Stated goal >>
Copy every line that mentions the word "annotation".

* start Input rows *

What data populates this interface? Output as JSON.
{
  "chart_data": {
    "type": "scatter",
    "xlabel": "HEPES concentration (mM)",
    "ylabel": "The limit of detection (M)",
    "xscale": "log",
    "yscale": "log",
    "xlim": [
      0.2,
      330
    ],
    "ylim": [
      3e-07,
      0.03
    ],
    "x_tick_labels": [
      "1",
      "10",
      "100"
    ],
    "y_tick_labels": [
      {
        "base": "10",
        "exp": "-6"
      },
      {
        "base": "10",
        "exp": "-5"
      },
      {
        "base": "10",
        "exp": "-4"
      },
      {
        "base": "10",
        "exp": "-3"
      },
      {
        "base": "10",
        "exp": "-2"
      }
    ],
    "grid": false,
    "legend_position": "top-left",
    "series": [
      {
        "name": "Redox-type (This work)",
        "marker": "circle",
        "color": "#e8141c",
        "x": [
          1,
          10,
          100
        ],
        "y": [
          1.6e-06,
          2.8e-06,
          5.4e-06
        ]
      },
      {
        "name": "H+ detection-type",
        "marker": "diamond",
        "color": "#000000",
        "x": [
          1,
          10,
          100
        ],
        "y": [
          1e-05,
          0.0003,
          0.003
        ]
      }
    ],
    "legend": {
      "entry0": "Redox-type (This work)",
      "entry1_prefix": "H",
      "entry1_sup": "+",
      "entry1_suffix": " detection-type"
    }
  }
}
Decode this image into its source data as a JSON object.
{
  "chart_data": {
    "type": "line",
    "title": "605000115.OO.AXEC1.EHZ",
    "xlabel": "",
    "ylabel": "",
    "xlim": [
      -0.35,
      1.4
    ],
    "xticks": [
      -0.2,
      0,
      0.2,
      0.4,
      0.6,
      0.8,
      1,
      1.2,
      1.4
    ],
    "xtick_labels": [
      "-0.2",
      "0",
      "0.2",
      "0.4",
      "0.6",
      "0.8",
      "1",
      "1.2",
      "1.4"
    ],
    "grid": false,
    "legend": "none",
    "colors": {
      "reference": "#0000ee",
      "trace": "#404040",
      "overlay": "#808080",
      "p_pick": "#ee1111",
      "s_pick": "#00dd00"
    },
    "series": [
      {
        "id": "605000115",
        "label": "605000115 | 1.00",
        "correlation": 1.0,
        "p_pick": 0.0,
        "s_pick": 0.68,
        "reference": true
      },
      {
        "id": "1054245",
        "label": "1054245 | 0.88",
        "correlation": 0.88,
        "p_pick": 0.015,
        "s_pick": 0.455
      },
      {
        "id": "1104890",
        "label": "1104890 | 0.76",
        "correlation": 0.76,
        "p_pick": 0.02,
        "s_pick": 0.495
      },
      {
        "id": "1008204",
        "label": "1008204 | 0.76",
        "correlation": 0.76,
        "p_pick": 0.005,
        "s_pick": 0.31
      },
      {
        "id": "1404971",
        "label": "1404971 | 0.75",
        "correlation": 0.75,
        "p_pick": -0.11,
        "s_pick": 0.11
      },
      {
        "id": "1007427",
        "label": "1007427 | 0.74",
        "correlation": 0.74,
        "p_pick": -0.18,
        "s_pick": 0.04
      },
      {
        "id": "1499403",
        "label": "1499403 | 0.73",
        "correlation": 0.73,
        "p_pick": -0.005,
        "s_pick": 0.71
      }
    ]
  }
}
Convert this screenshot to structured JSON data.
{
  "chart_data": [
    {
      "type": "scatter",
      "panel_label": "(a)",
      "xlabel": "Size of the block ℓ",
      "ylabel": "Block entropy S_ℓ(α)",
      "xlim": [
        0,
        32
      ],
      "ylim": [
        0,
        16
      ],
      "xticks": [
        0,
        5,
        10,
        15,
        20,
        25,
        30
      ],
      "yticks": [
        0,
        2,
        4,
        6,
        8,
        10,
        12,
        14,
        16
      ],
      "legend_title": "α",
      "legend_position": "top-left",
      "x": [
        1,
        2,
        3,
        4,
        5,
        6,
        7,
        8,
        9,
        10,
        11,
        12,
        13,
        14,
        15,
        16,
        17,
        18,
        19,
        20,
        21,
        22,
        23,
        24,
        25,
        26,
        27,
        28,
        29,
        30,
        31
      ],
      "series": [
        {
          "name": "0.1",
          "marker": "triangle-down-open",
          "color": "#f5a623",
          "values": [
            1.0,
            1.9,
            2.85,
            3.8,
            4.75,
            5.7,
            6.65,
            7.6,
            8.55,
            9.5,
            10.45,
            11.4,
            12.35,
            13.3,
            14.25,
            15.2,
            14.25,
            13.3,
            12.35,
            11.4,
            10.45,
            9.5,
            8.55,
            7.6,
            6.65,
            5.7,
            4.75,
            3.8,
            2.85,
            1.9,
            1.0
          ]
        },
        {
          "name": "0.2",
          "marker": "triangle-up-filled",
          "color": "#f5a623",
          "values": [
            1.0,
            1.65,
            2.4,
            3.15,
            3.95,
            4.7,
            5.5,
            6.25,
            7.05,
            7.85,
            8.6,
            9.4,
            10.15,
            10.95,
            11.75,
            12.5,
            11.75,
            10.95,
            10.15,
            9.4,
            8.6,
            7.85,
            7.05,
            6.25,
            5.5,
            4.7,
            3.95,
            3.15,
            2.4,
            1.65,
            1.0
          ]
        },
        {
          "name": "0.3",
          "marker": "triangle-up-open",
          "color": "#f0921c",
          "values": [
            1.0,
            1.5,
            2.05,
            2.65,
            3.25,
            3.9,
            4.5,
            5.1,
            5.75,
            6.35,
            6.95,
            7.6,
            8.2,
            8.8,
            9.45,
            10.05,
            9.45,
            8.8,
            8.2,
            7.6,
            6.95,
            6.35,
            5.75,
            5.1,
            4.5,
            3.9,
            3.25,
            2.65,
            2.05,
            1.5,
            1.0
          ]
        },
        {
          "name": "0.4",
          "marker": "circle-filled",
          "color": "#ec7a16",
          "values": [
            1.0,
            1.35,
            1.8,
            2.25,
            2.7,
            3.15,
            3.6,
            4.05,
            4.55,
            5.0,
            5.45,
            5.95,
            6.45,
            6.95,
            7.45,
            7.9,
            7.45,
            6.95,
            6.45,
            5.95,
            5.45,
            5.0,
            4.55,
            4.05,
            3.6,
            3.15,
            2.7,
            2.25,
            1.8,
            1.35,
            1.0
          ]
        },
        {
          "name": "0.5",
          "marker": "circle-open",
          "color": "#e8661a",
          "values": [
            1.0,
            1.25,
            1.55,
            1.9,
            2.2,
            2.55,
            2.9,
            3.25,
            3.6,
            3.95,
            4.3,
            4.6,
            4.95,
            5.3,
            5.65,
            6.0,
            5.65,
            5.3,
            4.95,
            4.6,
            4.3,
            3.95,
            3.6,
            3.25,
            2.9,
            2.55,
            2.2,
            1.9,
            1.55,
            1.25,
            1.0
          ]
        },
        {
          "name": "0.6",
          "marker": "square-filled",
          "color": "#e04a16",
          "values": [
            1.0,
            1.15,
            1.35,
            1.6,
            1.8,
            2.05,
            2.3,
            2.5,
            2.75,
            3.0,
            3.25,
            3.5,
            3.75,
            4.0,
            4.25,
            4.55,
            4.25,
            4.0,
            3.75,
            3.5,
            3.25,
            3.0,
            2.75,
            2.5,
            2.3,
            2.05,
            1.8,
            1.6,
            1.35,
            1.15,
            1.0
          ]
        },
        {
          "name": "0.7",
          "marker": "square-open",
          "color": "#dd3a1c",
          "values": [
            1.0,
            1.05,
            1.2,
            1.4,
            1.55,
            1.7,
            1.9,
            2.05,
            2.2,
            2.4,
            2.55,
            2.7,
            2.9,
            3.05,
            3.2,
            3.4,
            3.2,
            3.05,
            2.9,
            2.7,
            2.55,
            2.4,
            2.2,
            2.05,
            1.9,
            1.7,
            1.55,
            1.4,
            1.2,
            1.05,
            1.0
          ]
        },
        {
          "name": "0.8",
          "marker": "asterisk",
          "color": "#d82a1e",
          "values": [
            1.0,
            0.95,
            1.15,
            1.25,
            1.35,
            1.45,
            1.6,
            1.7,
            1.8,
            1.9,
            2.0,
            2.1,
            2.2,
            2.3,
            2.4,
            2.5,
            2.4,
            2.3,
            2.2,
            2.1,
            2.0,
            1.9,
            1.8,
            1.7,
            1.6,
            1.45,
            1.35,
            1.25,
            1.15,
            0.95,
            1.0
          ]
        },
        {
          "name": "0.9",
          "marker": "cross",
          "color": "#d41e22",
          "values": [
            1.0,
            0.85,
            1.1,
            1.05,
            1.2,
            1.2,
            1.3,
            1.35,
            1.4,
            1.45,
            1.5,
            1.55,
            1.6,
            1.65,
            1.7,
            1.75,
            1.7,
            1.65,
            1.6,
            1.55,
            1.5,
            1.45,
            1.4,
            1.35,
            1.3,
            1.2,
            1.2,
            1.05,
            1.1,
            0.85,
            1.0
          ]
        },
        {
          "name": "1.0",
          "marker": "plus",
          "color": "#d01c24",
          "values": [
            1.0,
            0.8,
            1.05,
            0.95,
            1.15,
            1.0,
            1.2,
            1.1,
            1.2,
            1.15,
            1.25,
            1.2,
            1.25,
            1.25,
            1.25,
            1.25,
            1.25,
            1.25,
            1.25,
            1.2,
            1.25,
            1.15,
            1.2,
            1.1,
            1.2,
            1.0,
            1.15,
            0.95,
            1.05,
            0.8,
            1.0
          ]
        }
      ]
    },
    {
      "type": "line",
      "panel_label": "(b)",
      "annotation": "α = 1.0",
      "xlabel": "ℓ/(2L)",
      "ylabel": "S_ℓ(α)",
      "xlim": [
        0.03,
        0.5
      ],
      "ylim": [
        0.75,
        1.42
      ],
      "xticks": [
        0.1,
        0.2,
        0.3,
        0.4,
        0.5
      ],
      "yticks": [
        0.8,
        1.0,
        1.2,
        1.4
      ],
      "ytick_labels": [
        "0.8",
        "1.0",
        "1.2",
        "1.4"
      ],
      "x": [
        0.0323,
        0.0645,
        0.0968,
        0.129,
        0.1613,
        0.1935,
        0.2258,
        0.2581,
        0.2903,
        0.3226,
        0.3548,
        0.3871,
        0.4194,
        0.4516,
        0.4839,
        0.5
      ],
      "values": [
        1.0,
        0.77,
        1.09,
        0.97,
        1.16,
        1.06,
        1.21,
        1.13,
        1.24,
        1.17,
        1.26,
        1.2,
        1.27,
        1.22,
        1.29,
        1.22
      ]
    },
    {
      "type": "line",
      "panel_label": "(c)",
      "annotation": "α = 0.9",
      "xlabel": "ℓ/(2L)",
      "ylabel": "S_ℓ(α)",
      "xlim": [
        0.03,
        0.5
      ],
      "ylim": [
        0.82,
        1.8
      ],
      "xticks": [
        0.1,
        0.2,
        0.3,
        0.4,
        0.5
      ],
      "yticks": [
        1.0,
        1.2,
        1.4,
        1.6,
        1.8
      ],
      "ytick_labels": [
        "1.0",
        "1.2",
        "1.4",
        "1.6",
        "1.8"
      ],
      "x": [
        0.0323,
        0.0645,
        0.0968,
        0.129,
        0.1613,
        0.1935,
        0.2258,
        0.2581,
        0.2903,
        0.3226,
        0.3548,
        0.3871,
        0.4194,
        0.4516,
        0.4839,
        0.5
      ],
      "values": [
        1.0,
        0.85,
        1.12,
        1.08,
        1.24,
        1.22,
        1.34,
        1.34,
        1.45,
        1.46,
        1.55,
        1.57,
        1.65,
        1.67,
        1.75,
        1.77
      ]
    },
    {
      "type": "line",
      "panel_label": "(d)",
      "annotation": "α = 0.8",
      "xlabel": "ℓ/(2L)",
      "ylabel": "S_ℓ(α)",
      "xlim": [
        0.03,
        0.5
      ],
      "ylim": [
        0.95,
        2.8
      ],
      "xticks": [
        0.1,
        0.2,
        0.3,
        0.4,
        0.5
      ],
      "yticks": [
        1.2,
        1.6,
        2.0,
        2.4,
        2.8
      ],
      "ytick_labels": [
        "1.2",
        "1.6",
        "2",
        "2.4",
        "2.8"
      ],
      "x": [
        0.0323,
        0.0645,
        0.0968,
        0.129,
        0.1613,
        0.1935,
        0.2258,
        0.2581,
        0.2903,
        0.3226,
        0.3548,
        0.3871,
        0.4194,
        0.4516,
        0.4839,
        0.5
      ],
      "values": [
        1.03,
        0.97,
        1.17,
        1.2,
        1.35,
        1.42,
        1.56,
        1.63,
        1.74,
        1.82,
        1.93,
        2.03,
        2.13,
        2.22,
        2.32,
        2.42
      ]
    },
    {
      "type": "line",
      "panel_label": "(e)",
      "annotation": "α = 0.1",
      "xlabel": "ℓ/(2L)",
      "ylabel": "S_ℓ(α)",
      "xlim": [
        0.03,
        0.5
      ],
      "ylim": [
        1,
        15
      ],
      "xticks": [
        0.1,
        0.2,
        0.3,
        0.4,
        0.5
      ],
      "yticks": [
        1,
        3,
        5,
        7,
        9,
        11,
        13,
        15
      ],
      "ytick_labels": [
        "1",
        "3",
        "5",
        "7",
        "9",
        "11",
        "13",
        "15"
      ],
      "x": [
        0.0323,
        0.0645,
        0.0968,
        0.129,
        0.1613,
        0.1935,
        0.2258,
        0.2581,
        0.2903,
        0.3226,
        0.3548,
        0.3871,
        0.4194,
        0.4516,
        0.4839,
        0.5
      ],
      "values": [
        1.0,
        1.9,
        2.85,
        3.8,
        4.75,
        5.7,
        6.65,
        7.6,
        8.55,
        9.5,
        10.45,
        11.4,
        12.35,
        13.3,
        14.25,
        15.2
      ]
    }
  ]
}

* end Input rows *

The response >>
      "annotation": "α = 1.0",
      "annotation": "α = 0.9",
      "annotation": "α = 0.8",
      "annotation": "α = 0.1",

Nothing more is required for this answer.